[Supplied material]
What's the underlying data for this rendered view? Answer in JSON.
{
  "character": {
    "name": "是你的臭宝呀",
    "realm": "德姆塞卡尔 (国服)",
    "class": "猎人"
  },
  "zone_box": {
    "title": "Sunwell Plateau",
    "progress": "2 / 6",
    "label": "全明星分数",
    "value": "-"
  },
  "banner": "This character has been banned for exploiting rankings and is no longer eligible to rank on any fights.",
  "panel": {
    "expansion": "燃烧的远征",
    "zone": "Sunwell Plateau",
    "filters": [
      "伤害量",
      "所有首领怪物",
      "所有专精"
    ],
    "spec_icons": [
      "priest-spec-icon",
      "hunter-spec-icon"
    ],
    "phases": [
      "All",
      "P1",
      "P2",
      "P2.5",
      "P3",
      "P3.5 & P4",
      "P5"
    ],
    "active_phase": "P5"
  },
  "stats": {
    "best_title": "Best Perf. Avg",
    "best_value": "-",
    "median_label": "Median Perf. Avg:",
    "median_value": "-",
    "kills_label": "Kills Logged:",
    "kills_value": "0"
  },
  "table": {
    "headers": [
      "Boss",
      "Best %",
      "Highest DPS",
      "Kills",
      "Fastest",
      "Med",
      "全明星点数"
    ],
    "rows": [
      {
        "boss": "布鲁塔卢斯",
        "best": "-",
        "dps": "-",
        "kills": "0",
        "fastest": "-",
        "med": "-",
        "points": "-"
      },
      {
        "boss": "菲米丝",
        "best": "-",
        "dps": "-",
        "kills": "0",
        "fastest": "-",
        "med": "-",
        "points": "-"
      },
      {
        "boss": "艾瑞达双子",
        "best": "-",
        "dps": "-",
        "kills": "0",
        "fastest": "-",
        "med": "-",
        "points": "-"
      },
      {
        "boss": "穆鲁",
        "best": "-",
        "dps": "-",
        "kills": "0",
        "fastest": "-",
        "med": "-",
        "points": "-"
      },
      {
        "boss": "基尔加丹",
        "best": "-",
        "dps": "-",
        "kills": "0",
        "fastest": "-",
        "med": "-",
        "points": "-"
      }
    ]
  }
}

[What to work on]
Extract all of the data exactly as written.

[Result of the exercise]
What's the underlying data for this rendered view? Answer in JSON.
{
  "character": {
    "name": "是你的臭宝呀",
    "realm": "德姆塞卡尔 (国服)",
    "class": "猎人"
  },
  "zone_box": {
    "title": "Sunwell Plateau",
    "progress": "2 / 6",
    "label": "全明星分数",
    "value": "-"
  },
  "banner": "This character has been banned for exploiting rankings and is no longer eligible to rank on any fights.",
  "panel": {
    "expansion": "燃烧的远征",
    "zone": "Sunwell Plateau",
    "filters": [
      "伤害量",
      "所有首领怪物",
      "所有专精"
    ],
    "spec_icons": [
      "priest-spec-icon",
      "hunter-spec-icon"
    ],
    "phases": [
      "All",
      "P1",
      "P2",
      "P2.5",
      "P3",
      "P3.5 & P4",
      "P5"
    ],
    "active_phase": "P5"
  },
  "stats": {
    "best_title": "Best Perf. Avg",
    "best_value": "-",
    "median_label": "Median Perf. Avg:",
    "median_value": "-",
    "kills_label": "Kills Logged:",
    "kills_value": "0"
  },
  "table": {
    "headers": [
      "Boss",
      "Best %",
      "Highest DPS",
      "Kills",
      "Fastest",
      "Med",
      "全明星点数"
    ],
    "rows": [
      {
        "boss": "布鲁塔卢斯",
        "best": "-",
        "dps": "-",
        "kills": "0",
        "fastest": "-",
        "med": "-",
        "points": "-"
      },
      {
        "boss": "菲米丝",
        "best": "-",
        "dps": "-",
        "kills": "0",
        "fastest": "-",
        "med": "-",
        "points": "-"
      },
      {
        "boss": "艾瑞达双子",
        "best": "-",
        "dps": "-",
        "kills": "0",
        "fastest": "-",
        "med": "-",
        "points": "-"
      },
      {
        "boss": "穆鲁",
        "best": "-",
        "dps": "-",
        "kills": "0",
        "fastest": "-",
        "med": "-",
        "points": "-"
      },
      {
        "boss": "基尔加丹",
        "best": "-",
        "dps": "-",
        "kills": "0",
        "fastest": "-",
        "med": "-",
        "points": "-"
      }
    ]
  }
}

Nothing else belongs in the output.